CR praises lawmakers, calls on Senate to follow suit to get lifesaving systems on all new cars


WASHINGTON — Consumer Reports today commended the U.S. House of Representatives for passing major auto safety legislation as a part of a broader infrastructure package, H.R. 2, the Moving Forward Act. CR said that the bill would help greatly reduce the toll of road crashes, which account for the deaths of at least 36,000 people and millions of injuries every year.


“It’s unacceptable that 100 people lose their lives on our roads every single day. The House is right to pass a bill that recognizes the scale of our problems and offers solutions ambitious enough to address them,” said William Wallace, manager of safety policy for Consumer Reports. “This is the strongest auto safety bill in decades passed by a chamber of Congress, and to save lives, Consumer Reports urges the Senate to immediately follow the House’s lead.”


The auto safety provisions in H.R. 2, spearheaded by the Energy and Commerce Committee majority and two of its leaders, Rep. Jan Schakowsky (D-Ill.) and Rep. Frank Pallone (D-N.J.), include requirements for every new car to come standard with lifesaving features like automatic emergency braking and blind spot warning, which would meet minimum performance standards. The bill also would reduce drunk, distracted, and drowsy driving; strengthen the five-star new car safety ratings program; prevent violent truck underride crashes; help stop child heatstroke deaths in cars; and improve safety in cars with keyless ignitions; among other steps.

————————

WHAT YOU NEED TO DO:
1) Which people does the article on the House auto safety bill name?
2) Return the passage of the auto safety article between "WASHINGTON — Consumer" and "injuries every year.", inclusive.

COLLECTED MATERIAL:
————————

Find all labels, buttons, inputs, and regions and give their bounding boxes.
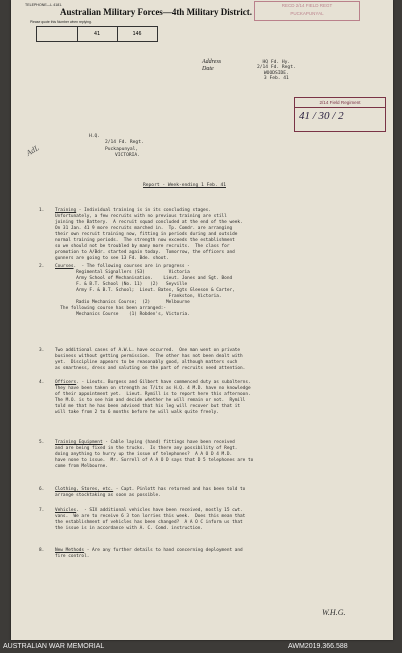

————————

SOLUTIONS TO EACH TASK:
1) William Wallace, Rep. Jan Schakowsky, Rep. Frank Pallone

2)
WASHINGTON — Consumer Reports today commended the U.S. House of Representatives for passing major auto safety legislation as a part of a broader infrastructure package, H.R. 2, the Moving Forward Act. CR said that the bill would help greatly reduce the toll of road crashes, which account for the deaths of at least 36,000 people and millions of injuries every year.